[Dataset excerpts]
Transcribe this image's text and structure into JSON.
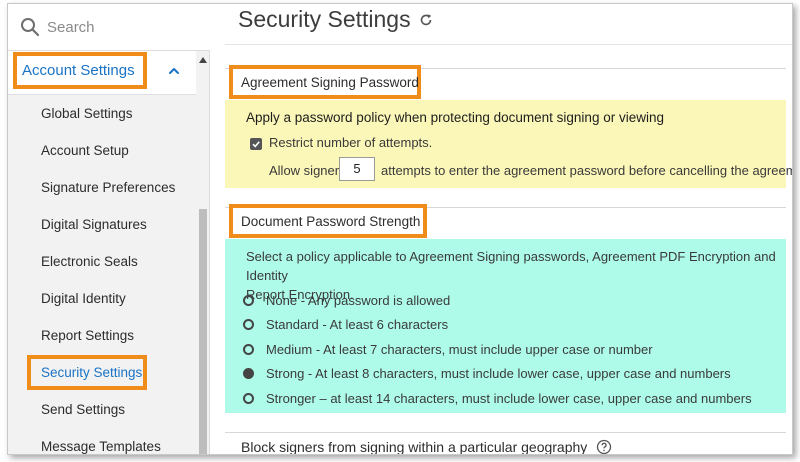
{
  "sidebar": {
    "search_placeholder": "Search",
    "group_label": "Account Settings",
    "items": [
      {
        "label": "Global Settings"
      },
      {
        "label": "Account Setup"
      },
      {
        "label": "Signature Preferences"
      },
      {
        "label": "Digital Signatures"
      },
      {
        "label": "Electronic Seals"
      },
      {
        "label": "Digital Identity"
      },
      {
        "label": "Report Settings"
      },
      {
        "label": "Security Settings",
        "active": true
      },
      {
        "label": "Send Settings"
      },
      {
        "label": "Message Templates"
      }
    ]
  },
  "main": {
    "title": "Security Settings",
    "agreement_password": {
      "title": "Agreement Signing Password",
      "heading": "Apply a password policy when protecting document signing or viewing",
      "restrict_label": "Restrict number of attempts.",
      "restrict_checked": true,
      "allow_prefix": "Allow signer",
      "attempts_value": "5",
      "allow_suffix": "attempts to enter the agreement password before cancelling the agreement."
    },
    "password_strength": {
      "title": "Document Password Strength",
      "description_line1": "Select a policy applicable to Agreement Signing passwords, Agreement PDF Encryption and Identity",
      "description_line2": "Report Encryption.",
      "options": [
        {
          "label": "None - Any password is allowed",
          "selected": false
        },
        {
          "label": "Standard - At least 6 characters",
          "selected": false
        },
        {
          "label": "Medium - At least 7 characters, must include upper case or number",
          "selected": false
        },
        {
          "label": "Strong - At least 8 characters, must include lower case, upper case and numbers",
          "selected": true
        },
        {
          "label": "Stronger – at least 14 characters, must include lower case, upper case and numbers",
          "selected": false
        }
      ]
    },
    "geography": {
      "label": "Block signers from signing within a particular geography"
    }
  },
  "colors": {
    "highlight": "#f08c1a",
    "link": "#1a73c6",
    "yellow_panel": "#fbf7b8",
    "cyan_panel": "#aefbea"
  },
  "icons": [
    "search-icon",
    "chevron-up-icon",
    "scroll-up-icon",
    "refresh-icon",
    "checkmark-icon",
    "help-icon"
  ]
}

▶ [Exercise prompt]:
Find each line holding the word "Digital" and copy it.

▶ [Worked solution]:
        "label": "Digital Signatures"
        "label": "Digital Identity"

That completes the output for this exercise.